Write out every record below exactly as it appears.

Dataset rows:
****************

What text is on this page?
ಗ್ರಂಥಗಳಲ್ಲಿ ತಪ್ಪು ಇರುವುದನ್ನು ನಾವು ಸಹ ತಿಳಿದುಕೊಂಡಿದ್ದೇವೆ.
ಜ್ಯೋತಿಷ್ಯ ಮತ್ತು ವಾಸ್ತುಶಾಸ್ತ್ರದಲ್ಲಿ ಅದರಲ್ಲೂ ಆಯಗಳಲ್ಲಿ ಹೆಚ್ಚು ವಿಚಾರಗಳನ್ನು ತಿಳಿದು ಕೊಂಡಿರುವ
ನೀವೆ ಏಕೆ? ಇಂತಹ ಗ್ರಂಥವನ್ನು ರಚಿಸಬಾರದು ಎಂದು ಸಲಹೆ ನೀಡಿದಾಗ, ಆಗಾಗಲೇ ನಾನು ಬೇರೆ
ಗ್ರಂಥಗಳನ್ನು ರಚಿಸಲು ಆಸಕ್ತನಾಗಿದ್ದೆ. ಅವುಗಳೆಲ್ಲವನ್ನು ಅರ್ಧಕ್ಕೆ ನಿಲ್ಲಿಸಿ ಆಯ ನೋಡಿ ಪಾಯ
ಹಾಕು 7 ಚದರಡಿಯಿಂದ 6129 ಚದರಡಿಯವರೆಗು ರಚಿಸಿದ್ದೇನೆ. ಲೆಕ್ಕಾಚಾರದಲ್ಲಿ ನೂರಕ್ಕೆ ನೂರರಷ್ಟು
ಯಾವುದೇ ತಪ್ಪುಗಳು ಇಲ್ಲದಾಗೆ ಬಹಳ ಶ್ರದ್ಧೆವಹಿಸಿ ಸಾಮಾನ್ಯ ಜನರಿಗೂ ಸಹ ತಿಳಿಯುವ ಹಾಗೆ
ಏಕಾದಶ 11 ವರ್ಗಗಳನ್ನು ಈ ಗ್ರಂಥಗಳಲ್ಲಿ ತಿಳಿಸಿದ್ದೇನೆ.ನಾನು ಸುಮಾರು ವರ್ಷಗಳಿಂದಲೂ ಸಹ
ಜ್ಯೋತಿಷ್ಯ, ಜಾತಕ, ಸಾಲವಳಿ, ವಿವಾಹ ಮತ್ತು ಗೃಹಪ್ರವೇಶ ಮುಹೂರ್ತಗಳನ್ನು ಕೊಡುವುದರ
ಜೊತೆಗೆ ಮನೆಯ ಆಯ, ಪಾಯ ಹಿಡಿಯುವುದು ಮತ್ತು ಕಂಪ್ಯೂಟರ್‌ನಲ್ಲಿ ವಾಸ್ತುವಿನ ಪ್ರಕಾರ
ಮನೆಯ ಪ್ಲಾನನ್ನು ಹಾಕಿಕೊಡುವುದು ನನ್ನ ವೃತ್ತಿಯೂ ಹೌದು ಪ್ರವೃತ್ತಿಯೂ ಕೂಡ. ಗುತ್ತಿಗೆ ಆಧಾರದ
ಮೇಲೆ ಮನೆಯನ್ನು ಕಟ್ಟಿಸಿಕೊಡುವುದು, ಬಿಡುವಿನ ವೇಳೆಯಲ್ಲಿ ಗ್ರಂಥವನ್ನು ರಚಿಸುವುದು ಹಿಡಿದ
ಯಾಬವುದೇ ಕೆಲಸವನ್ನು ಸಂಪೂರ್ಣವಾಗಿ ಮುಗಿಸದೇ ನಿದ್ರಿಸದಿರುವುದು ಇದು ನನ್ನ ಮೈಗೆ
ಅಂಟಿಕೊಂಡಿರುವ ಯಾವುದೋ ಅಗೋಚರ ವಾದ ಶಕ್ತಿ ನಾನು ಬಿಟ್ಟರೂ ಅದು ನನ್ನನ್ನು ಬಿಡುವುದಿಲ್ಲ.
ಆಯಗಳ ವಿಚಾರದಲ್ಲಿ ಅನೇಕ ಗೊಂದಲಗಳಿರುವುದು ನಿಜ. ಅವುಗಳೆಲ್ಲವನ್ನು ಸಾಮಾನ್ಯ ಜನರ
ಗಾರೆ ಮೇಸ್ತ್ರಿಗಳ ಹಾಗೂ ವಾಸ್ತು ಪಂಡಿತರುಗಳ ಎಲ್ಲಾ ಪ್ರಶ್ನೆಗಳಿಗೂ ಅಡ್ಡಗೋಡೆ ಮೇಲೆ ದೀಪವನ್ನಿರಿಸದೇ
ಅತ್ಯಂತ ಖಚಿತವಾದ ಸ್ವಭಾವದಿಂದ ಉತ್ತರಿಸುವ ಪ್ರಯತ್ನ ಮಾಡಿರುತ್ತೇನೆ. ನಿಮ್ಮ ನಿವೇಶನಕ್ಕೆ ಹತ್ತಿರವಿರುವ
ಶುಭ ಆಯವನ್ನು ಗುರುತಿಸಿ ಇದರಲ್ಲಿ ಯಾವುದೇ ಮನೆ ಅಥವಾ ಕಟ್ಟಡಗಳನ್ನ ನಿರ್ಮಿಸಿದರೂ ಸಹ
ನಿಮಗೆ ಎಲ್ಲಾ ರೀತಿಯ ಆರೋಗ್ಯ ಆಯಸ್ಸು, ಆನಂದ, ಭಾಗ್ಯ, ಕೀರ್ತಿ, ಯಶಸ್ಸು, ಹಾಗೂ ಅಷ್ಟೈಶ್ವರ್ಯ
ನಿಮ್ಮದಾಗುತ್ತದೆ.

****************

▶ _Answer_
What text is on this page?
ಗ್ರಂಥಗಳಲ್ಲಿ ತಪ್ಪು ಇರುವುದನ್ನು ನಾವು ಸಹ ತಿಳಿದುಕೊಂಡಿದ್ದೇವೆ.
ಜ್ಯೋತಿಷ್ಯ ಮತ್ತು ವಾಸ್ತುಶಾಸ್ತ್ರದಲ್ಲಿ ಅದರಲ್ಲೂ ಆಯಗಳಲ್ಲಿ ಹೆಚ್ಚು ವಿಚಾರಗಳನ್ನು ತಿಳಿದು ಕೊಂಡಿರುವ
ನೀವೆ ಏಕೆ? ಇಂತಹ ಗ್ರಂಥವನ್ನು ರಚಿಸಬಾರದು ಎಂದು ಸಲಹೆ ನೀಡಿದಾಗ, ಆಗಾಗಲೇ ನಾನು ಬೇರೆ
ಗ್ರಂಥಗಳನ್ನು ರಚಿಸಲು ಆಸಕ್ತನಾಗಿದ್ದೆ. ಅವುಗಳೆಲ್ಲವನ್ನು ಅರ್ಧಕ್ಕೆ ನಿಲ್ಲಿಸಿ ಆಯ ನೋಡಿ ಪಾಯ
ಹಾಕು 7 ಚದರಡಿಯಿಂದ 6129 ಚದರಡಿಯವರೆಗು ರಚಿಸಿದ್ದೇನೆ. ಲೆಕ್ಕಾಚಾರದಲ್ಲಿ ನೂರಕ್ಕೆ ನೂರರಷ್ಟು
ಯಾವುದೇ ತಪ್ಪುಗಳು ಇಲ್ಲದಾಗೆ ಬಹಳ ಶ್ರದ್ಧೆವಹಿಸಿ ಸಾಮಾನ್ಯ ಜನರಿಗೂ ಸಹ ತಿಳಿಯುವ ಹಾಗೆ
ಏಕಾದಶ 11 ವರ್ಗಗಳನ್ನು ಈ ಗ್ರಂಥಗಳಲ್ಲಿ ತಿಳಿಸಿದ್ದೇನೆ.ನಾನು ಸುಮಾರು ವರ್ಷಗಳಿಂದಲೂ ಸಹ
ಜ್ಯೋತಿಷ್ಯ, ಜಾತಕ, ಸಾಲವಳಿ, ವಿವಾಹ ಮತ್ತು ಗೃಹಪ್ರವೇಶ ಮುಹೂರ್ತಗಳನ್ನು ಕೊಡುವುದರ
ಜೊತೆಗೆ ಮನೆಯ ಆಯ, ಪಾಯ ಹಿಡಿಯುವುದು ಮತ್ತು ಕಂಪ್ಯೂಟರ್‌ನಲ್ಲಿ ವಾಸ್ತುವಿನ ಪ್ರಕಾರ
ಮನೆಯ ಪ್ಲಾನನ್ನು ಹಾಕಿಕೊಡುವುದು ನನ್ನ ವೃತ್ತಿಯೂ ಹೌದು ಪ್ರವೃತ್ತಿಯೂ ಕೂಡ. ಗುತ್ತಿಗೆ ಆಧಾರದ
ಮೇಲೆ ಮನೆಯನ್ನು ಕಟ್ಟಿಸಿಕೊಡುವುದು, ಬಿಡುವಿನ ವೇಳೆಯಲ್ಲಿ ಗ್ರಂಥವನ್ನು ರಚಿಸುವುದು ಹಿಡಿದ
ಯಾಬವುದೇ ಕೆಲಸವನ್ನು ಸಂಪೂರ್ಣವಾಗಿ ಮುಗಿಸದೇ ನಿದ್ರಿಸದಿರುವುದು ಇದು ನನ್ನ ಮೈಗೆ
ಅಂಟಿಕೊಂಡಿರುವ ಯಾವುದೋ ಅಗೋಚರ ವಾದ ಶಕ್ತಿ ನಾನು ಬಿಟ್ಟರೂ ಅದು ನನ್ನನ್ನು ಬಿಡುವುದಿಲ್ಲ.
ಆಯಗಳ ವಿಚಾರದಲ್ಲಿ ಅನೇಕ ಗೊಂದಲಗಳಿರುವುದು ನಿಜ. ಅವುಗಳೆಲ್ಲವನ್ನು ಸಾಮಾನ್ಯ ಜನರ
ಗಾರೆ ಮೇಸ್ತ್ರಿಗಳ ಹಾಗೂ ವಾಸ್ತು ಪಂಡಿತರುಗಳ ಎಲ್ಲಾ ಪ್ರಶ್ನೆಗಳಿಗೂ ಅಡ್ಡಗೋಡೆ ಮೇಲೆ ದೀಪವನ್ನಿರಿಸದೇ
ಅತ್ಯಂತ ಖಚಿತವಾದ ಸ್ವಭಾವದಿಂದ ಉತ್ತರಿಸುವ ಪ್ರಯತ್ನ ಮಾಡಿರುತ್ತೇನೆ. ನಿಮ್ಮ ನಿವೇಶನಕ್ಕೆ ಹತ್ತಿರವಿರುವ
ಶುಭ ಆಯವನ್ನು ಗುರುತಿಸಿ ಇದರಲ್ಲಿ ಯಾವುದೇ ಮನೆ ಅಥವಾ ಕಟ್ಟಡಗಳನ್ನ ನಿರ್ಮಿಸಿದರೂ ಸಹ
ನಿಮಗೆ ಎಲ್ಲಾ ರೀತಿಯ ಆರೋಗ್ಯ ಆಯಸ್ಸು, ಆನಂದ, ಭಾಗ್ಯ, ಕೀರ್ತಿ, ಯಶಸ್ಸು, ಹಾಗೂ ಅಷ್ಟೈಶ್ವರ್ಯ
ನಿಮ್ಮದಾಗುತ್ತದೆ.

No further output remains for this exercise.